» **What to work on**
Present every one of the lines below as a Markdown table with two columns, No. and Line. Number each row, and leave out any blank lines.

— Begin Exercise materials —

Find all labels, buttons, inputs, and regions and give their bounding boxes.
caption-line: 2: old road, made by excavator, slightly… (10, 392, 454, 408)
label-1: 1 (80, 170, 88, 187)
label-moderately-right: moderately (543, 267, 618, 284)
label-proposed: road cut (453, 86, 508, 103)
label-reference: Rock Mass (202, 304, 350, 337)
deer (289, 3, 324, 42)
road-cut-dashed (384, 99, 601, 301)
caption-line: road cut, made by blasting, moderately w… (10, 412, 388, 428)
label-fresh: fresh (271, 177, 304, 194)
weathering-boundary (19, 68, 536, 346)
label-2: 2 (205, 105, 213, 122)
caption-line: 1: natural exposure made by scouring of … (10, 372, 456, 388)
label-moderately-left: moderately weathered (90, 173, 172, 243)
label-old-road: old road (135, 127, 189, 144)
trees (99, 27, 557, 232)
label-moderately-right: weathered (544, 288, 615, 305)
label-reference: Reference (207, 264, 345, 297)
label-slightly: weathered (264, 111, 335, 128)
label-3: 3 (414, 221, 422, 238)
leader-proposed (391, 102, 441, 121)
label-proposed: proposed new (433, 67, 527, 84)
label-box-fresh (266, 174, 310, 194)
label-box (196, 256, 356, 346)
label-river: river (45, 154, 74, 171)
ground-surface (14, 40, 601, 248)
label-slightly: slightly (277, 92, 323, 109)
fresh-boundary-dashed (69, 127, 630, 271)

— End Exercise materials —

» **Exercise result**
| No. | Line |
|---|---|
| 1 | Find all labels, buttons, inputs, and regions and give their bounding boxes. |
| 2 | caption-line: 2: old road, made by excavator, slightly… (10, 392, 454, 408) |
| 3 | label-1: 1 (80, 170, 88, 187) |
| 4 | label-moderately-right: moderately (543, 267, 618, 284) |
| 5 | label-proposed: road cut (453, 86, 508, 103) |
| 6 | label-reference: Rock Mass (202, 304, 350, 337) |
| 7 | deer (289, 3, 324, 42) |
| 8 | road-cut-dashed (384, 99, 601, 301) |
| 9 | caption-line: road cut, made by blasting, moderately w… (10, 412, 388, 428) |
| 10 | label-fresh: fresh (271, 177, 304, 194) |
| 11 | weathering-boundary (19, 68, 536, 346) |
| 12 | label-2: 2 (205, 105, 213, 122) |
| 13 | caption-line: 1: natural exposure made by scouring of … (10, 372, 456, 388) |
| 14 | label-moderately-left: moderately weathered (90, 173, 172, 243) |
| 15 | label-old-road: old road (135, 127, 189, 144) |
| 16 | trees (99, 27, 557, 232) |
| 17 | label-moderately-right: weathered (544, 288, 615, 305) |
| 18 | label-reference: Reference (207, 264, 345, 297) |
| 19 | label-slightly: weathered (264, 111, 335, 128) |
| 20 | label-3: 3 (414, 221, 422, 238) |
| 21 | leader-proposed (391, 102, 441, 121) |
| 22 | label-proposed: proposed new (433, 67, 527, 84) |
| 23 | label-box-fresh (266, 174, 310, 194) |
| 24 | label-box (196, 256, 356, 346) |
| 25 | label-river: river (45, 154, 74, 171) |
| 26 | ground-surface (14, 40, 601, 248) |
| 27 | label-slightly: slightly (277, 92, 323, 109) |
| 28 | fresh-boundary-dashed (69, 127, 630, 271) |